[BEGIN]
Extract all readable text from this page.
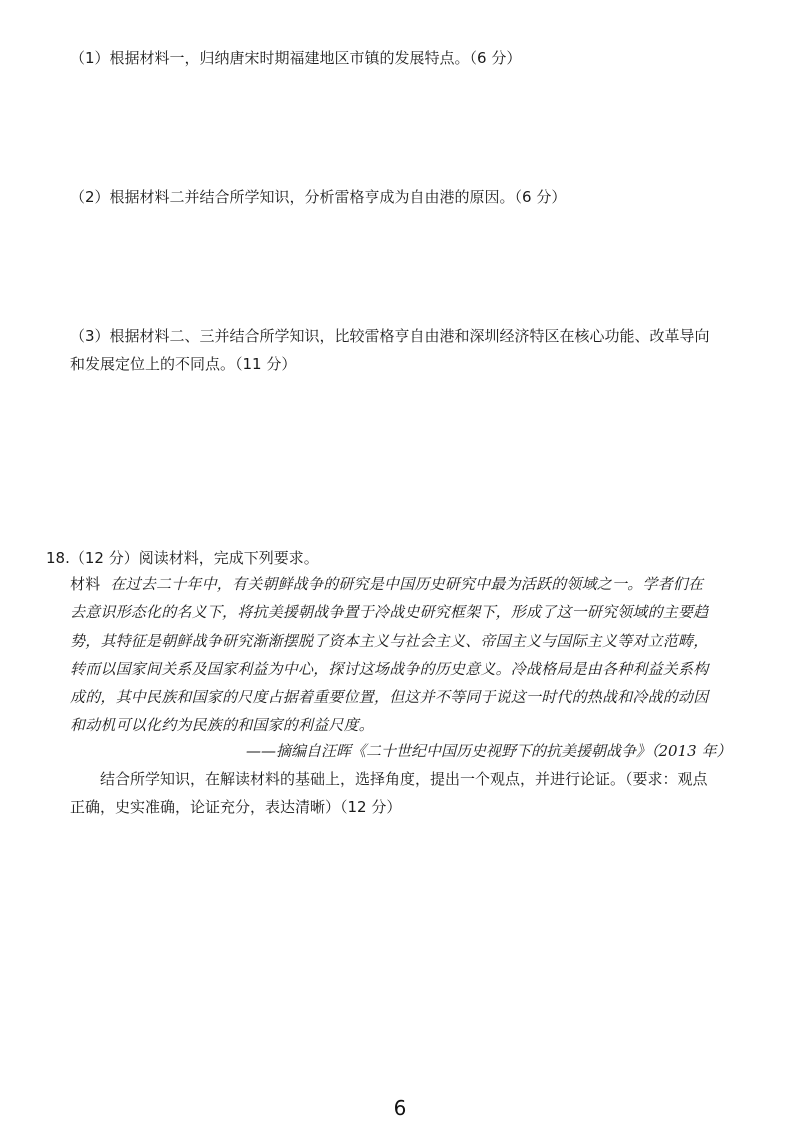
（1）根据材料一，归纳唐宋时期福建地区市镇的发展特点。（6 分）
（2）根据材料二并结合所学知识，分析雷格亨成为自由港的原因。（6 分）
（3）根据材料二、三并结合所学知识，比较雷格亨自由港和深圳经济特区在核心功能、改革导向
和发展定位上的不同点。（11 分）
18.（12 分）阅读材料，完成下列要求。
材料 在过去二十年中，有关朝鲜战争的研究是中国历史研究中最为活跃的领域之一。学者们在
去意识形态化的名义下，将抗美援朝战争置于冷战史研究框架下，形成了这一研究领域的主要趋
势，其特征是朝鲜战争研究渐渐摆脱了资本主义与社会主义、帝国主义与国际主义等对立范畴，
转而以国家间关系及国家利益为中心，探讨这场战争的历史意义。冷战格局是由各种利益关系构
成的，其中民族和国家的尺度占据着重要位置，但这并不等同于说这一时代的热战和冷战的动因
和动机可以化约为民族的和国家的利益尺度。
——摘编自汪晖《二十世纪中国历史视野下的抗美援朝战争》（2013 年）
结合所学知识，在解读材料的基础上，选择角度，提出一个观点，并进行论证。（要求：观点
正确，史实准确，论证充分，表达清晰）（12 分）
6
[END]
Your instructions:
Without the pictures, retype the whole of the material above exactly.

Response to the task:
Extract all readable text from this page.
（1）根据材料一，归纳唐宋时期福建地区市镇的发展特点。（6 分）
（2）根据材料二并结合所学知识，分析雷格亨成为自由港的原因。（6 分）
（3）根据材料二、三并结合所学知识，比较雷格亨自由港和深圳经济特区在核心功能、改革导向
和发展定位上的不同点。（11 分）
18.（12 分）阅读材料，完成下列要求。
材料 在过去二十年中，有关朝鲜战争的研究是中国历史研究中最为活跃的领域之一。学者们在
去意识形态化的名义下，将抗美援朝战争置于冷战史研究框架下，形成了这一研究领域的主要趋
势，其特征是朝鲜战争研究渐渐摆脱了资本主义与社会主义、帝国主义与国际主义等对立范畴，
转而以国家间关系及国家利益为中心，探讨这场战争的历史意义。冷战格局是由各种利益关系构
成的，其中民族和国家的尺度占据着重要位置，但这并不等同于说这一时代的热战和冷战的动因
和动机可以化约为民族的和国家的利益尺度。
——摘编自汪晖《二十世纪中国历史视野下的抗美援朝战争》（2013 年）
结合所学知识，在解读材料的基础上，选择角度，提出一个观点，并进行论证。（要求：观点
正确，史实准确，论证充分，表达清晰）（12 分）
6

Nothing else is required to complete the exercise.